Stored items =

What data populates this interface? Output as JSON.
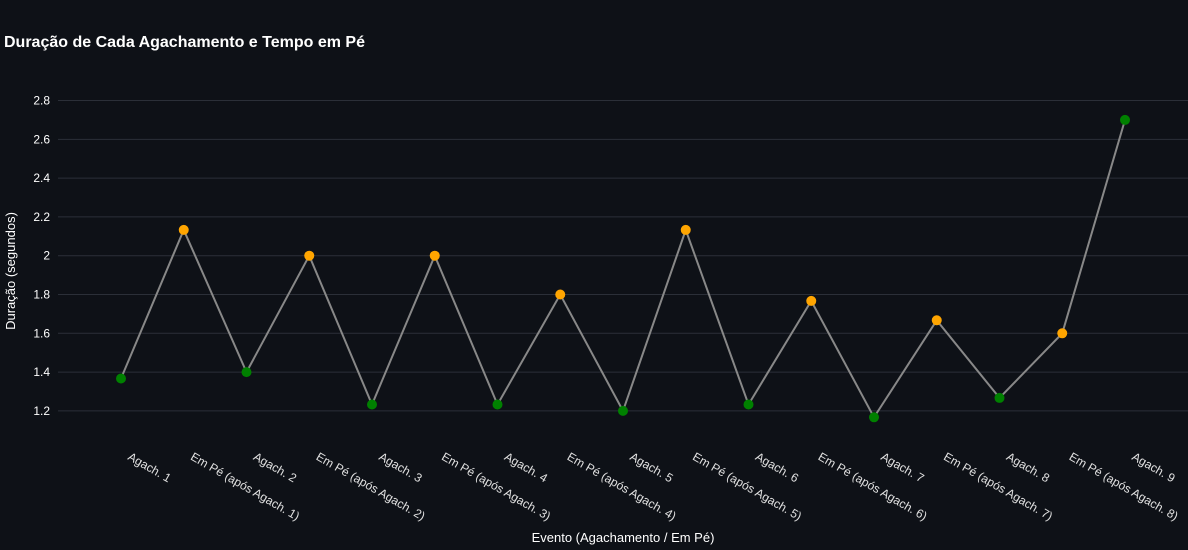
{
  "title": "Duração de Cada Agachamento e Tempo em Pé",
  "chart_data": {
    "type": "line",
    "title": "Duração de Cada Agachamento e Tempo em Pé",
    "xlabel": "Evento (Agachamento / Em Pé)",
    "ylabel": "Duração (segundos)",
    "ylim": [
      1.05,
      2.88
    ],
    "yticks": [
      "1.2",
      "1.4",
      "1.6",
      "1.8",
      "2",
      "2.2",
      "2.4",
      "2.6",
      "2.8"
    ],
    "grid": true,
    "legend": "none",
    "line_color": "#888888",
    "categories": [
      "Agach. 1",
      "Em Pé (após Agach. 1)",
      "Agach. 2",
      "Em Pé (após Agach. 2)",
      "Agach. 3",
      "Em Pé (após Agach. 3)",
      "Agach. 4",
      "Em Pé (após Agach. 4)",
      "Agach. 5",
      "Em Pé (após Agach. 5)",
      "Agach. 6",
      "Em Pé (após Agach. 6)",
      "Agach. 7",
      "Em Pé (após Agach. 7)",
      "Agach. 8",
      "Em Pé (após Agach. 8)",
      "Agach. 9"
    ],
    "values": [
      1.367,
      2.133,
      1.4,
      2.0,
      1.233,
      2.0,
      1.233,
      1.8,
      1.2,
      2.133,
      1.233,
      1.767,
      1.167,
      1.667,
      1.267,
      1.6,
      2.7
    ],
    "marker_colors": [
      "#008000",
      "#ffa500",
      "#008000",
      "#ffa500",
      "#008000",
      "#ffa500",
      "#008000",
      "#ffa500",
      "#008000",
      "#ffa500",
      "#008000",
      "#ffa500",
      "#008000",
      "#ffa500",
      "#008000",
      "#ffa500",
      "#008000"
    ]
  }
}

INSTRUCTION =
Repeat all of the records verbatim, leaving out the pictures.

THE ANSWER =
What data populates this interface? Output as JSON.
{
  "title": "Duração de Cada Agachamento e Tempo em Pé",
  "chart_data": {
    "type": "line",
    "title": "Duração de Cada Agachamento e Tempo em Pé",
    "xlabel": "Evento (Agachamento / Em Pé)",
    "ylabel": "Duração (segundos)",
    "ylim": [
      1.05,
      2.88
    ],
    "yticks": [
      "1.2",
      "1.4",
      "1.6",
      "1.8",
      "2",
      "2.2",
      "2.4",
      "2.6",
      "2.8"
    ],
    "grid": true,
    "legend": "none",
    "line_color": "#888888",
    "categories": [
      "Agach. 1",
      "Em Pé (após Agach. 1)",
      "Agach. 2",
      "Em Pé (após Agach. 2)",
      "Agach. 3",
      "Em Pé (após Agach. 3)",
      "Agach. 4",
      "Em Pé (após Agach. 4)",
      "Agach. 5",
      "Em Pé (após Agach. 5)",
      "Agach. 6",
      "Em Pé (após Agach. 6)",
      "Agach. 7",
      "Em Pé (após Agach. 7)",
      "Agach. 8",
      "Em Pé (após Agach. 8)",
      "Agach. 9"
    ],
    "values": [
      1.367,
      2.133,
      1.4,
      2.0,
      1.233,
      2.0,
      1.233,
      1.8,
      1.2,
      2.133,
      1.233,
      1.767,
      1.167,
      1.667,
      1.267,
      1.6,
      2.7
    ],
    "marker_colors": [
      "#008000",
      "#ffa500",
      "#008000",
      "#ffa500",
      "#008000",
      "#ffa500",
      "#008000",
      "#ffa500",
      "#008000",
      "#ffa500",
      "#008000",
      "#ffa500",
      "#008000",
      "#ffa500",
      "#008000",
      "#ffa500",
      "#008000"
    ]
  }
}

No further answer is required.